### Listing
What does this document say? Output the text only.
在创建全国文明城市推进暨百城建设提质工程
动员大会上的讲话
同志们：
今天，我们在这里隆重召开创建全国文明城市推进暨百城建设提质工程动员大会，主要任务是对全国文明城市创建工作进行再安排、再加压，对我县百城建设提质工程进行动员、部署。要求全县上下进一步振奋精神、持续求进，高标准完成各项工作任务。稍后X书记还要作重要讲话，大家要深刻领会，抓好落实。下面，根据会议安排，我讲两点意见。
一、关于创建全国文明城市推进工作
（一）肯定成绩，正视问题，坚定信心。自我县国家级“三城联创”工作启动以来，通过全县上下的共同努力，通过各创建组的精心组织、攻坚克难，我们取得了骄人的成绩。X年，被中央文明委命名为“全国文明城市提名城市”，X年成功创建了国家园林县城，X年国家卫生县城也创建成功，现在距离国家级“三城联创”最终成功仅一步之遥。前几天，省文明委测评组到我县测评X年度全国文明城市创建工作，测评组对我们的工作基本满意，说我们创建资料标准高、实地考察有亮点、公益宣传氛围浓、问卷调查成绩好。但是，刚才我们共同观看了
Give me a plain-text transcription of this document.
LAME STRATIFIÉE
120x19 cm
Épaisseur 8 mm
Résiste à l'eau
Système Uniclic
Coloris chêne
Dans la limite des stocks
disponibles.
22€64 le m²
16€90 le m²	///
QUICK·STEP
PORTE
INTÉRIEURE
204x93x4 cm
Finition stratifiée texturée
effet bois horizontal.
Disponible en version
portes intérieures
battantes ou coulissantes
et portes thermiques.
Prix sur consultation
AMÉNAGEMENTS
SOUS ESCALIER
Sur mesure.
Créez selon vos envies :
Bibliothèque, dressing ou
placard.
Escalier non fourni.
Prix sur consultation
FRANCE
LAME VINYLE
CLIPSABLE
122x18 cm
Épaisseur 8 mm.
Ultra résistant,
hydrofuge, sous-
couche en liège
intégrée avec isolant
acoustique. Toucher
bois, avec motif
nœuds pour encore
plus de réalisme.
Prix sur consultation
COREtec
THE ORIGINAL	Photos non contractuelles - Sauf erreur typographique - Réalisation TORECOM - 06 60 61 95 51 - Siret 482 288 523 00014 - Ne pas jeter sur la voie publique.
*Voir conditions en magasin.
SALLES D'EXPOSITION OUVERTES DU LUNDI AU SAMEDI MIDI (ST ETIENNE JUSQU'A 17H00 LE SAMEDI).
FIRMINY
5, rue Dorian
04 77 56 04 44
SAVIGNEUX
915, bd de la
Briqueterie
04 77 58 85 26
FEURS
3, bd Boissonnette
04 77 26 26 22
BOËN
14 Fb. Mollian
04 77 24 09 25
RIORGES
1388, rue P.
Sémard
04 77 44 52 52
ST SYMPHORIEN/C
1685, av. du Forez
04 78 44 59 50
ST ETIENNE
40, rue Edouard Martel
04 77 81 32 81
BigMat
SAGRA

### Exercise task
All of the entries above need to be reproduced exactly.

### Answer to this problem
What does this document say? Output the text only.
在创建全国文明城市推进暨百城建设提质工程
动员大会上的讲话
同志们：
今天，我们在这里隆重召开创建全国文明城市推进暨百城建设提质工程动员大会，主要任务是对全国文明城市创建工作进行再安排、再加压，对我县百城建设提质工程进行动员、部署。要求全县上下进一步振奋精神、持续求进，高标准完成各项工作任务。稍后X书记还要作重要讲话，大家要深刻领会，抓好落实。下面，根据会议安排，我讲两点意见。
一、关于创建全国文明城市推进工作
（一）肯定成绩，正视问题，坚定信心。自我县国家级“三城联创”工作启动以来，通过全县上下的共同努力，通过各创建组的精心组织、攻坚克难，我们取得了骄人的成绩。X年，被中央文明委命名为“全国文明城市提名城市”，X年成功创建了国家园林县城，X年国家卫生县城也创建成功，现在距离国家级“三城联创”最终成功仅一步之遥。前几天，省文明委测评组到我县测评X年度全国文明城市创建工作，测评组对我们的工作基本满意，说我们创建资料标准高、实地考察有亮点、公益宣传氛围浓、问卷调查成绩好。但是，刚才我们共同观看了
Give me a plain-text transcription of this document.
LAME STRATIFIÉE
120x19 cm
Épaisseur 8 mm
Résiste à l'eau
Système Uniclic
Coloris chêne
Dans la limite des stocks
disponibles.
22€64 le m²
16€90 le m²	///
QUICK·STEP
PORTE
INTÉRIEURE
204x93x4 cm
Finition stratifiée texturée
effet bois horizontal.
Disponible en version
portes intérieures
battantes ou coulissantes
et portes thermiques.
Prix sur consultation
AMÉNAGEMENTS
SOUS ESCALIER
Sur mesure.
Créez selon vos envies :
Bibliothèque, dressing ou
placard.
Escalier non fourni.
Prix sur consultation
FRANCE
LAME VINYLE
CLIPSABLE
122x18 cm
Épaisseur 8 mm.
Ultra résistant,
hydrofuge, sous-
couche en liège
intégrée avec isolant
acoustique. Toucher
bois, avec motif
nœuds pour encore
plus de réalisme.
Prix sur consultation
COREtec
THE ORIGINAL	Photos non contractuelles - Sauf erreur typographique - Réalisation TORECOM - 06 60 61 95 51 - Siret 482 288 523 00014 - Ne pas jeter sur la voie publique.
*Voir conditions en magasin.
SALLES D'EXPOSITION OUVERTES DU LUNDI AU SAMEDI MIDI (ST ETIENNE JUSQU'A 17H00 LE SAMEDI).
FIRMINY
5, rue Dorian
04 77 56 04 44
SAVIGNEUX
915, bd de la
Briqueterie
04 77 58 85 26
FEURS
3, bd Boissonnette
04 77 26 26 22
BOËN
14 Fb. Mollian
04 77 24 09 25
RIORGES
1388, rue P.
Sémard
04 77 44 52 52
ST SYMPHORIEN/C
1685, av. du Forez
04 78 44 59 50
ST ETIENNE
40, rue Edouard Martel
04 77 81 32 81
BigMat
SAGRA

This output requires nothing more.